### Work to be completed
Copy every line of the items below word for word, leaving the pictures out of your copy.

### Supplied records
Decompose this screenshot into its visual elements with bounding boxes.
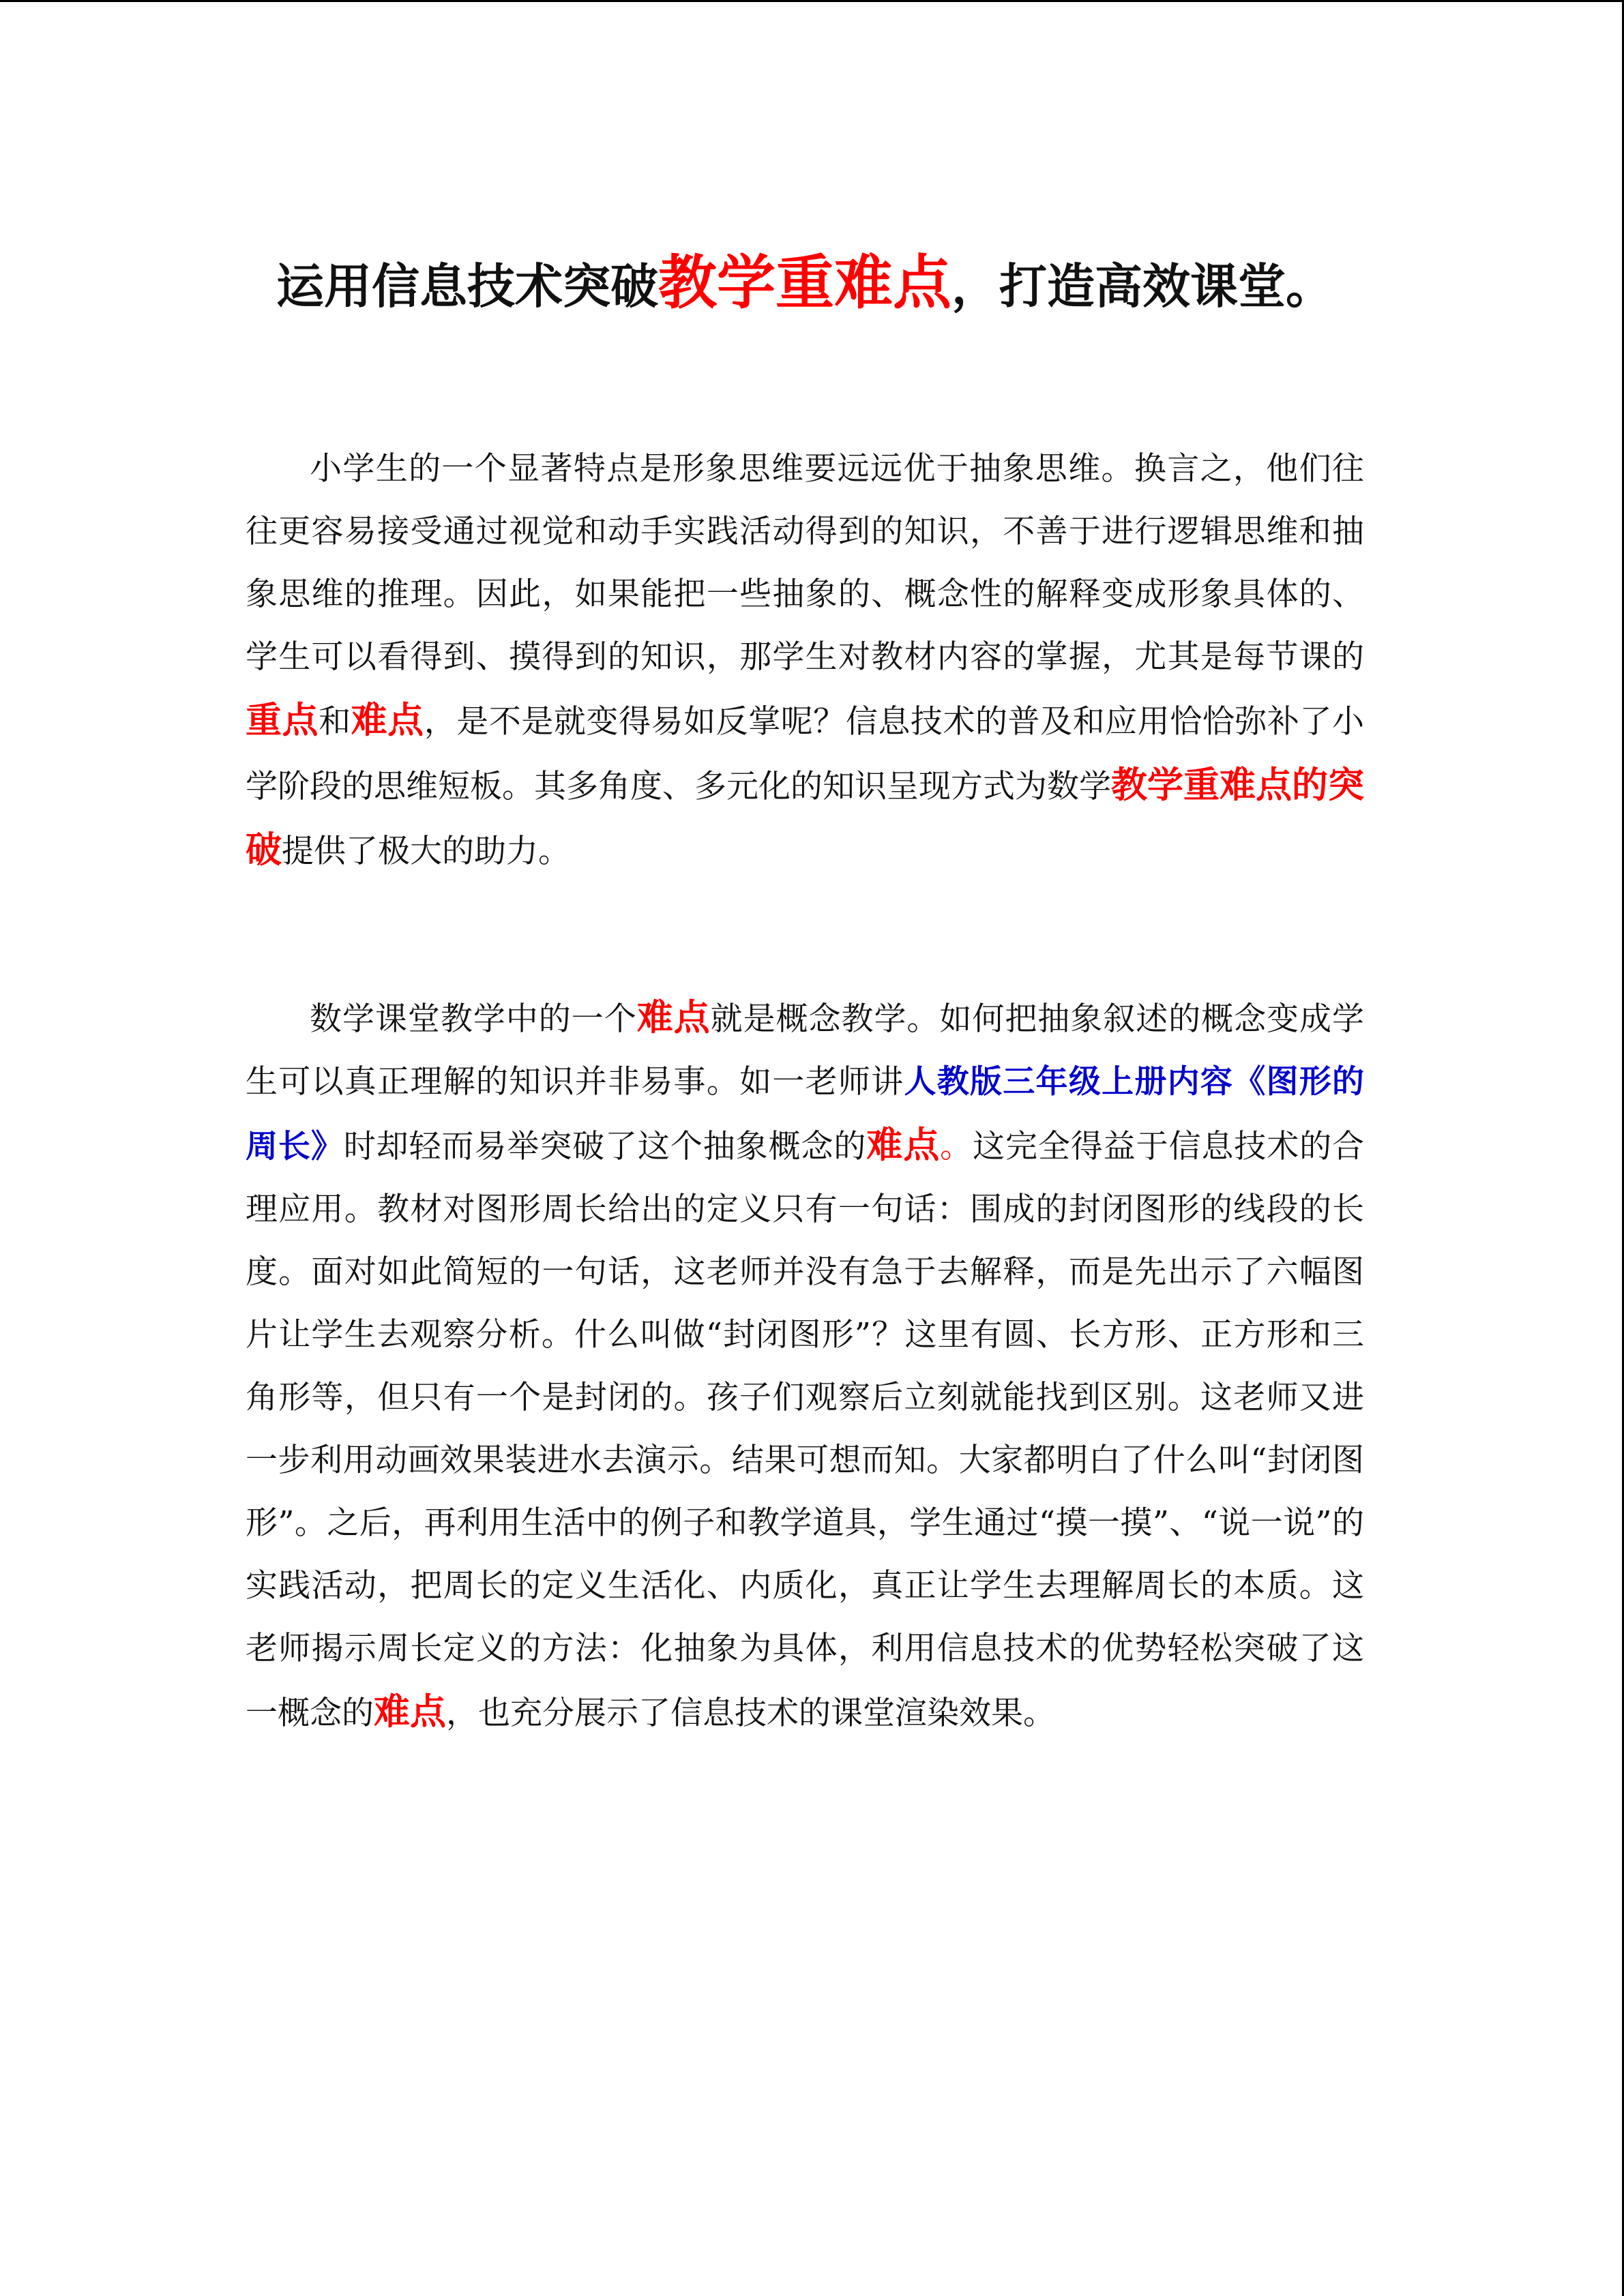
- title-highlight: 教学重难点: [658, 248, 951, 317]
- highlight-key-point: 重点: [246, 699, 319, 741]
- paragraph-2-text-5: ，也充分展示了信息技术的课堂渲染效果。: [446, 1695, 1055, 1732]
- highlight-difficult-point-3: 难点: [374, 1690, 446, 1733]
- paragraph-2-text-4: 这完全得益于信息技术的合理应用。教材对图形周长给出的定义只有一句话：围成的封闭图形的线段的长度。面对如此简短的一句话，这老师并没有急于去解释，而是先出示了六幅图片让学生去观察分析。什么叫做“封闭图形”？这里有圆、长方形、正方形和三角形等，但只有一个是封闭的。孩子们观察后立刻就能找到区别。这老师又进一步利用动画效果装进水去演示。结果可想而知。大家都明白了什么叫“封闭图形”。之后，再利用生活中的例子和教学道具，学生通过“摸一摸”、“说一说”的实践活动，把周长的定义生活化、内质化，真正让学生去理解周长的本质。这老师揭示周长定义的方法：化抽象为具体，利用信息技术的优势轻松突破了这一概念的: [246, 1128, 1365, 1732]
- document-title: [246, 232, 1364, 338]
- title-part-2: ，打造高效课堂。: [951, 258, 1333, 314]
- highlight-breakthrough: 教学重难点的突破: [246, 764, 1364, 871]
- paragraph-1-text-3: ，是不是就变得易如反掌呢？信息技术的普及和应用恰恰弥补了小学阶段的思维短板。其多角度、多元化的知识呈现方式为数学: [246, 703, 1365, 805]
- highlight-difficult-point: 难点: [351, 699, 424, 741]
- paragraph-1-text-4: 提供了极大的助力。: [282, 833, 570, 870]
- paragraph-2-text-3: 时却轻而易举突破了这个抽象概念的: [343, 1128, 867, 1165]
- paragraph-2: [246, 986, 1364, 1745]
- paragraph-1-text-2: 和: [319, 703, 351, 741]
- highlight-difficult-point-2-punct: 。: [940, 1128, 973, 1165]
- highlight-difficult-point-1: 难点: [636, 996, 711, 1039]
- textbook-reference: 人教版三年级上册内容《图形的周长》: [246, 1063, 1365, 1165]
- paragraph-2-text-1: 数学课堂教学中的一个: [310, 1000, 637, 1038]
- paragraph-1-text-1: 小学生的一个显著特点是形象思维要远远优于抽象思维。换言之，他们往往更容易接受通过视觉和动手实践活动得到的知识，不善于进行逻辑思维和抽象思维的推理。因此，如果能把一些抽象的、概念性的解释变成形象具体的、学生可以看得到、摸得到的知识，那学生对教材内容的掌握，尤其是每节课的: [246, 450, 1364, 676]
- title-part-1: 运用信息技术突破: [276, 258, 658, 314]
- paragraph-1: [246, 438, 1364, 883]
- paragraph-2-text-2: 就是概念教学。如何把抽象叙述的概念变成学生可以真正理解的知识并非易事。如一老师讲: [246, 1000, 1365, 1101]
- highlight-difficult-point-2: 难点: [866, 1124, 941, 1166]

### Result of this task
Decompose this screenshot into its visual elements with bounding boxes.
- title-highlight: 教学重难点: [658, 248, 951, 317]
- highlight-key-point: 重点: [246, 699, 319, 741]
- paragraph-2-text-5: ，也充分展示了信息技术的课堂渲染效果。: [446, 1695, 1055, 1732]
- highlight-difficult-point-3: 难点: [374, 1690, 446, 1733]
- paragraph-2-text-4: 这完全得益于信息技术的合理应用。教材对图形周长给出的定义只有一句话：围成的封闭图形的线段的长度。面对如此简短的一句话，这老师并没有急于去解释，而是先出示了六幅图片让学生去观察分析。什么叫做“封闭图形”？这里有圆、长方形、正方形和三角形等，但只有一个是封闭的。孩子们观察后立刻就能找到区别。这老师又进一步利用动画效果装进水去演示。结果可想而知。大家都明白了什么叫“封闭图形”。之后，再利用生活中的例子和教学道具，学生通过“摸一摸”、“说一说”的实践活动，把周长的定义生活化、内质化，真正让学生去理解周长的本质。这老师揭示周长定义的方法：化抽象为具体，利用信息技术的优势轻松突破了这一概念的: [246, 1128, 1365, 1732]
- document-title: [246, 232, 1364, 338]
- title-part-2: ，打造高效课堂。: [951, 258, 1333, 314]
- highlight-breakthrough: 教学重难点的突破: [246, 764, 1364, 871]
- paragraph-1-text-3: ，是不是就变得易如反掌呢？信息技术的普及和应用恰恰弥补了小学阶段的思维短板。其多角度、多元化的知识呈现方式为数学: [246, 703, 1365, 805]
- highlight-difficult-point: 难点: [351, 699, 424, 741]
- paragraph-1-text-4: 提供了极大的助力。: [282, 833, 570, 870]
- paragraph-2-text-3: 时却轻而易举突破了这个抽象概念的: [343, 1128, 867, 1165]
- paragraph-2: [246, 986, 1364, 1745]
- paragraph-1-text-2: 和: [319, 703, 351, 741]
- highlight-difficult-point-2-punct: 。: [940, 1128, 973, 1165]
- highlight-difficult-point-1: 难点: [636, 996, 711, 1039]
- textbook-reference: 人教版三年级上册内容《图形的周长》: [246, 1063, 1365, 1165]
- paragraph-2-text-1: 数学课堂教学中的一个: [310, 1000, 637, 1038]
- paragraph-1-text-1: 小学生的一个显著特点是形象思维要远远优于抽象思维。换言之，他们往往更容易接受通过视觉和动手实践活动得到的知识，不善于进行逻辑思维和抽象思维的推理。因此，如果能把一些抽象的、概念性的解释变成形象具体的、学生可以看得到、摸得到的知识，那学生对教材内容的掌握，尤其是每节课的: [246, 450, 1364, 676]
- title-part-1: 运用信息技术突破: [276, 258, 658, 314]
- paragraph-1: [246, 438, 1364, 883]
- paragraph-2-text-2: 就是概念教学。如何把抽象叙述的概念变成学生可以真正理解的知识并非易事。如一老师讲: [246, 1000, 1365, 1101]
- highlight-difficult-point-2: 难点: [866, 1124, 941, 1166]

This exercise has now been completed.